(Directions for this task): Give every entry again, unchanged, and leave its images out.

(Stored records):
#####

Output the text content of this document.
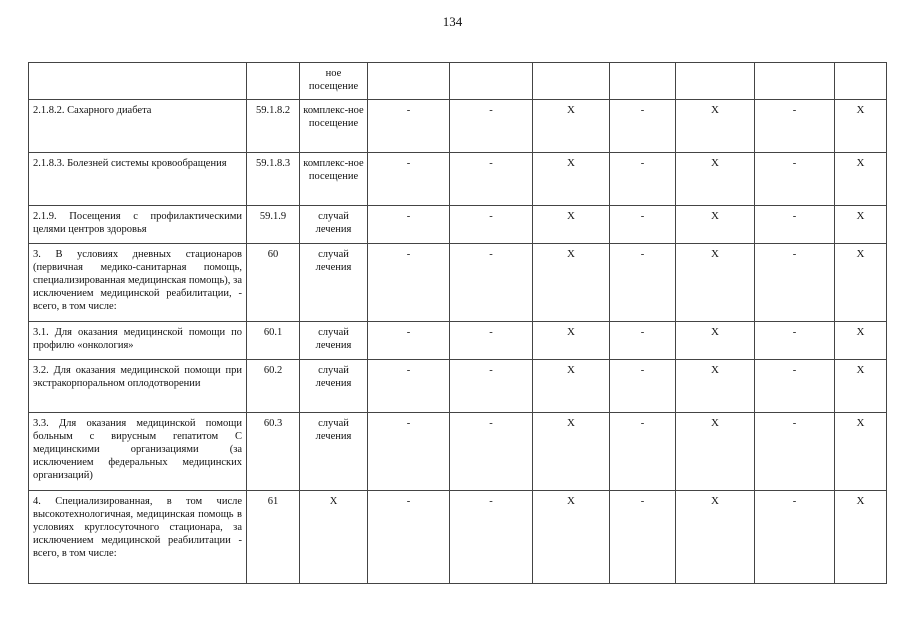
134
		ное посещение							
2.1.8.2. Сахарного диабета	59.1.8.2	комплекс-ное посещение	-	-	Х	-	Х	-	Х
2.1.8.3. Болезней системы кровообращения	59.1.8.3	комплекс-ное посещение	-	-	Х	-	Х	-	Х
2.1.9. Посещения с профилактическими целями центров здоровья	59.1.9	случай лечения	-	-	Х	-	Х	-	Х
3. В условиях дневных стационаров (первичная медико-санитарная помощь, специализированная медицинская помощь), за исключением медицинской реабилитации, - всего, в том числе:	60	случай лечения	-	-	Х	-	Х	-	Х
3.1. Для оказания медицинской помощи по профилю «онкология»	60.1	случай лечения	-	-	Х	-	Х	-	Х
3.2. Для оказания медицинской помощи при экстракорпоральном оплодотворении	60.2	случай лечения	-	-	Х	-	Х	-	Х
3.3. Для оказания медицинской помощи больным с вирусным гепатитом С медицинскими организациями (за исключением федеральных медицинских организаций)	60.3	случай лечения	-	-	Х	-	Х	-	Х
4. Специализированная, в том числе высокотехнологичная, медицинская помощь в условиях круглосуточного стационара, за исключением медицинской реабилитации - всего, в том числе:	61	Х	-	-	Х	-	Х	-	Х
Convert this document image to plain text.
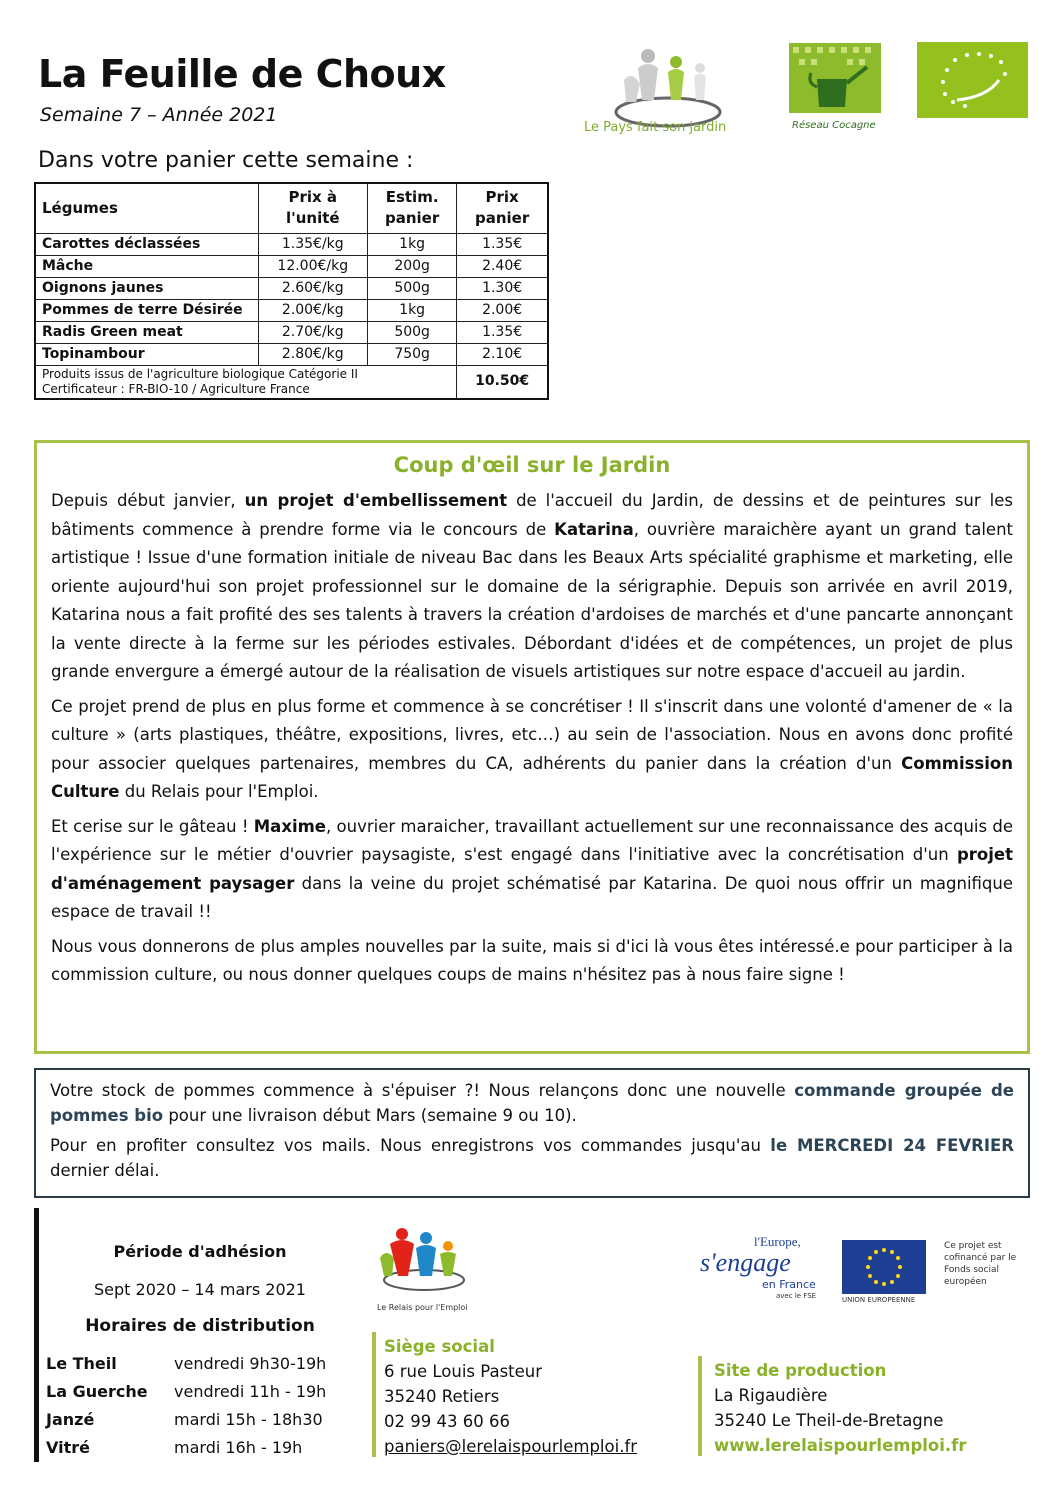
La Feuille de Choux
Semaine 7 – Année 2021
Dans votre panier cette semaine :
Le Pays fait son jardin	Réseau Cocagne
Légumes	Prix à l'unité	Estim. panier	Prix panier
Carottes déclassées	1.35€/kg	1kg	1.35€
Mâche	12.00€/kg	200g	2.40€
Oignons jaunes	2.60€/kg	500g	1.30€
Pommes de terre Désirée	2.00€/kg	1kg	2.00€
Radis Green meat	2.70€/kg	500g	1.35€
Topinambour	2.80€/kg	750g	2.10€

Produits issus de l'agriculture biologique Catégorie II
Certificateur : FR-BIO-10 / Agriculture France			10.50€
Coup d'œil sur le Jardin

Depuis début janvier, un projet d'embellissement de l'accueil du Jardin, de dessins et de peintures sur les bâtiments commence à prendre forme via le concours de Katarina, ouvrière maraichère ayant un grand talent artistique ! Issue d'une formation initiale de niveau Bac dans les Beaux Arts spécialité graphisme et marketing, elle oriente aujourd'hui son projet professionnel sur le domaine de la sérigraphie. Depuis son arrivée en avril 2019, Katarina nous a fait profité des ses talents à travers la création d'ardoises de marchés et d'une pancarte annonçant la vente directe à la ferme sur les périodes estivales. Débordant d'idées et de compétences, un projet de plus grande envergure a émergé autour de la réalisation de visuels artistiques sur notre espace d'accueil au jardin.

Ce projet prend de plus en plus forme et commence à se concrétiser ! Il s'inscrit dans une volonté d'amener de « la culture » (arts plastiques, théâtre, expositions, livres, etc…) au sein de l'association. Nous en avons donc profité pour associer quelques partenaires, membres du CA, adhérents du panier dans la création d'un Commission Culture du Relais pour l'Emploi.

Et cerise sur le gâteau ! Maxime, ouvrier maraicher, travaillant actuellement sur une reconnaissance des acquis de l'expérience sur le métier d'ouvrier paysagiste, s'est engagé dans l'initiative avec la concrétisation d'un projet d'aménagement paysager dans la veine du projet schématisé par Katarina. De quoi nous offrir un magnifique espace de travail !!

Nous vous donnerons de plus amples nouvelles par la suite, mais si d'ici là vous êtes intéressé.e pour participer à la commission culture, ou nous donner quelques coups de mains n'hésitez pas à nous faire signe !

Votre stock de pommes commence à s'épuiser ?! Nous relançons donc une nouvelle commande groupée de pommes bio pour une livraison début Mars (semaine 9 ou 10).

Pour en profiter consultez vos mails. Nous enregistrons vos commandes jusqu'au le MERCREDI 24 FEVRIER dernier délai.

Période d'adhésion
Sept 2020 – 14 mars 2021
Horaires de distribution
Le Theil	vendredi 9h30-19h
La Guerche	vendredi 11h - 19h
Janzé	mardi 15h - 18h30
Vitré	mardi 16h - 19h
Le Relais pour l'Emploi
Siège social
6 rue Louis Pasteur
35240 Retiers
02 99 43 60 66
paniers@lerelaispourlemploi.fr
Site de production
La Rigaudière
35240 Le Theil-de-Bretagne
www.lerelaispourlemploi.fr
l'Europe,
s'engage
en France
avec le FSE	UNION EUROPÉENNE
Ce projet est cofinancé par le Fonds social européen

#####

(Written reply):
Output the text content of this document.
134
		ное посещение							
2.1.8.2. Сахарного диабета	59.1.8.2	комплекс-ное посещение	-	-	Х	-	Х	-	Х
2.1.8.3. Болезней системы кровообращения	59.1.8.3	комплекс-ное посещение	-	-	Х	-	Х	-	Х
2.1.9. Посещения с профилактическими целями центров здоровья	59.1.9	случай лечения	-	-	Х	-	Х	-	Х
3. В условиях дневных стационаров (первичная медико-санитарная помощь, специализированная медицинская помощь), за исключением медицинской реабилитации, - всего, в том числе:	60	случай лечения	-	-	Х	-	Х	-	Х
3.1. Для оказания медицинской помощи по профилю «онкология»	60.1	случай лечения	-	-	Х	-	Х	-	Х
3.2. Для оказания медицинской помощи при экстракорпоральном оплодотворении	60.2	случай лечения	-	-	Х	-	Х	-	Х
3.3. Для оказания медицинской помощи больным с вирусным гепатитом С медицинскими организациями (за исключением федеральных медицинских организаций)	60.3	случай лечения	-	-	Х	-	Х	-	Х
4. Специализированная, в том числе высокотехнологичная, медицинская помощь в условиях круглосуточного стационара, за исключением медицинской реабилитации - всего, в том числе:	61	Х	-	-	Х	-	Х	-	Х
Convert this document image to plain text.
La Feuille de Choux
Semaine 7 – Année 2021
Dans votre panier cette semaine :
Le Pays fait son jardin	Réseau Cocagne
Légumes	Prix à l'unité	Estim. panier	Prix panier
Carottes déclassées	1.35€/kg	1kg	1.35€
Mâche	12.00€/kg	200g	2.40€
Oignons jaunes	2.60€/kg	500g	1.30€
Pommes de terre Désirée	2.00€/kg	1kg	2.00€
Radis Green meat	2.70€/kg	500g	1.35€
Topinambour	2.80€/kg	750g	2.10€

Produits issus de l'agriculture biologique Catégorie II
Certificateur : FR-BIO-10 / Agriculture France			10.50€
Coup d'œil sur le Jardin

Depuis début janvier, un projet d'embellissement de l'accueil du Jardin, de dessins et de peintures sur les bâtiments commence à prendre forme via le concours de Katarina, ouvrière maraichère ayant un grand talent artistique ! Issue d'une formation initiale de niveau Bac dans les Beaux Arts spécialité graphisme et marketing, elle oriente aujourd'hui son projet professionnel sur le domaine de la sérigraphie. Depuis son arrivée en avril 2019, Katarina nous a fait profité des ses talents à travers la création d'ardoises de marchés et d'une pancarte annonçant la vente directe à la ferme sur les périodes estivales. Débordant d'idées et de compétences, un projet de plus grande envergure a émergé autour de la réalisation de visuels artistiques sur notre espace d'accueil au jardin.

Ce projet prend de plus en plus forme et commence à se concrétiser ! Il s'inscrit dans une volonté d'amener de « la culture » (arts plastiques, théâtre, expositions, livres, etc…) au sein de l'association. Nous en avons donc profité pour associer quelques partenaires, membres du CA, adhérents du panier dans la création d'un Commission Culture du Relais pour l'Emploi.

Et cerise sur le gâteau ! Maxime, ouvrier maraicher, travaillant actuellement sur une reconnaissance des acquis de l'expérience sur le métier d'ouvrier paysagiste, s'est engagé dans l'initiative avec la concrétisation d'un projet d'aménagement paysager dans la veine du projet schématisé par Katarina. De quoi nous offrir un magnifique espace de travail !!

Nous vous donnerons de plus amples nouvelles par la suite, mais si d'ici là vous êtes intéressé.e pour participer à la commission culture, ou nous donner quelques coups de mains n'hésitez pas à nous faire signe !

Votre stock de pommes commence à s'épuiser ?! Nous relançons donc une nouvelle commande groupée de pommes bio pour une livraison début Mars (semaine 9 ou 10).

Pour en profiter consultez vos mails. Nous enregistrons vos commandes jusqu'au le MERCREDI 24 FEVRIER dernier délai.

Période d'adhésion
Sept 2020 – 14 mars 2021
Horaires de distribution
Le Theil	vendredi 9h30-19h
La Guerche	vendredi 11h - 19h
Janzé	mardi 15h - 18h30
Vitré	mardi 16h - 19h
Le Relais pour l'Emploi
Siège social
6 rue Louis Pasteur
35240 Retiers
02 99 43 60 66
paniers@lerelaispourlemploi.fr
Site de production
La Rigaudière
35240 Le Theil-de-Bretagne
www.lerelaispourlemploi.fr
l'Europe,
s'engage
en France
avec le FSE	UNION EUROPÉENNE
Ce projet est cofinancé par le Fonds social européen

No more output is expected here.